> Task to complete: Every line below must be reproduced exactly. Copy them all.
■ ■ ■
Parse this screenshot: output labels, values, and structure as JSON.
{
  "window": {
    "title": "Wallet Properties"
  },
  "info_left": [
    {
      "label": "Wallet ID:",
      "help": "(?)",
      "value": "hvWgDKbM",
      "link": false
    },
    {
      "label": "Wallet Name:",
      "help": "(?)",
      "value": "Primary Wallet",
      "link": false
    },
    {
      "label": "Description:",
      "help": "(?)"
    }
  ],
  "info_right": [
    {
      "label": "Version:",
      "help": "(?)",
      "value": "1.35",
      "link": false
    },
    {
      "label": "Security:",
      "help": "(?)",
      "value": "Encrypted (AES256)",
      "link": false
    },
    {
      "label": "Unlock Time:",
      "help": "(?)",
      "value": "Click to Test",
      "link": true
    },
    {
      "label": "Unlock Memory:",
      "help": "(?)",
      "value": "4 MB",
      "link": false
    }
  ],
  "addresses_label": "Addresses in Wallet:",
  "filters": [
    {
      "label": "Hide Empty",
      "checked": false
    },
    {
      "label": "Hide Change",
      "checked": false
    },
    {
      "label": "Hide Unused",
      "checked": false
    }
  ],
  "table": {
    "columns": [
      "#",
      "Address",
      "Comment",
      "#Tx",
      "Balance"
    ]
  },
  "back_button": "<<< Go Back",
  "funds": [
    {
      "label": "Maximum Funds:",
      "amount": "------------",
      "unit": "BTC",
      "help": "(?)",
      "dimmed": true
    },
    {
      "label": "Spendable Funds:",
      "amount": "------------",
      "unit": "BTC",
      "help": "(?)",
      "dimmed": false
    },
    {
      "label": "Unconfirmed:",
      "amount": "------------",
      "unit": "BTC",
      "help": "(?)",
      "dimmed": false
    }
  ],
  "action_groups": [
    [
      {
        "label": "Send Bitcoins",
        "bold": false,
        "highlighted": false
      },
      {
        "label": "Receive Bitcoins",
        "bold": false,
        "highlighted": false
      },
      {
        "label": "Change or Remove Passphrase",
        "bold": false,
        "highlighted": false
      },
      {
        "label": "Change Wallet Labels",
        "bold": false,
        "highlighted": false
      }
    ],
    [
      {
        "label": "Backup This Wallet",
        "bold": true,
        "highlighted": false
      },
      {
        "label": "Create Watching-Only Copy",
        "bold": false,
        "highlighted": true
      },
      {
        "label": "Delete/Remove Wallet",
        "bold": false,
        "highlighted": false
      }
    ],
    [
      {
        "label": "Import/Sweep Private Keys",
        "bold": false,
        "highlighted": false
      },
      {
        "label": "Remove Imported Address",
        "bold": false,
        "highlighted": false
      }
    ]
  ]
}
■ ■ ■
> Output for this task:
Parse this screenshot: output labels, values, and structure as JSON.
{
  "window": {
    "title": "Wallet Properties"
  },
  "info_left": [
    {
      "label": "Wallet ID:",
      "help": "(?)",
      "value": "hvWgDKbM",
      "link": false
    },
    {
      "label": "Wallet Name:",
      "help": "(?)",
      "value": "Primary Wallet",
      "link": false
    },
    {
      "label": "Description:",
      "help": "(?)"
    }
  ],
  "info_right": [
    {
      "label": "Version:",
      "help": "(?)",
      "value": "1.35",
      "link": false
    },
    {
      "label": "Security:",
      "help": "(?)",
      "value": "Encrypted (AES256)",
      "link": false
    },
    {
      "label": "Unlock Time:",
      "help": "(?)",
      "value": "Click to Test",
      "link": true
    },
    {
      "label": "Unlock Memory:",
      "help": "(?)",
      "value": "4 MB",
      "link": false
    }
  ],
  "addresses_label": "Addresses in Wallet:",
  "filters": [
    {
      "label": "Hide Empty",
      "checked": false
    },
    {
      "label": "Hide Change",
      "checked": false
    },
    {
      "label": "Hide Unused",
      "checked": false
    }
  ],
  "table": {
    "columns": [
      "#",
      "Address",
      "Comment",
      "#Tx",
      "Balance"
    ]
  },
  "back_button": "<<< Go Back",
  "funds": [
    {
      "label": "Maximum Funds:",
      "amount": "------------",
      "unit": "BTC",
      "help": "(?)",
      "dimmed": true
    },
    {
      "label": "Spendable Funds:",
      "amount": "------------",
      "unit": "BTC",
      "help": "(?)",
      "dimmed": false
    },
    {
      "label": "Unconfirmed:",
      "amount": "------------",
      "unit": "BTC",
      "help": "(?)",
      "dimmed": false
    }
  ],
  "action_groups": [
    [
      {
        "label": "Send Bitcoins",
        "bold": false,
        "highlighted": false
      },
      {
        "label": "Receive Bitcoins",
        "bold": false,
        "highlighted": false
      },
      {
        "label": "Change or Remove Passphrase",
        "bold": false,
        "highlighted": false
      },
      {
        "label": "Change Wallet Labels",
        "bold": false,
        "highlighted": false
      }
    ],
    [
      {
        "label": "Backup This Wallet",
        "bold": true,
        "highlighted": false
      },
      {
        "label": "Create Watching-Only Copy",
        "bold": false,
        "highlighted": true
      },
      {
        "label": "Delete/Remove Wallet",
        "bold": false,
        "highlighted": false
      }
    ],
    [
      {
        "label": "Import/Sweep Private Keys",
        "bold": false,
        "highlighted": false
      },
      {
        "label": "Remove Imported Address",
        "bold": false,
        "highlighted": false
      }
    ]
  ]
}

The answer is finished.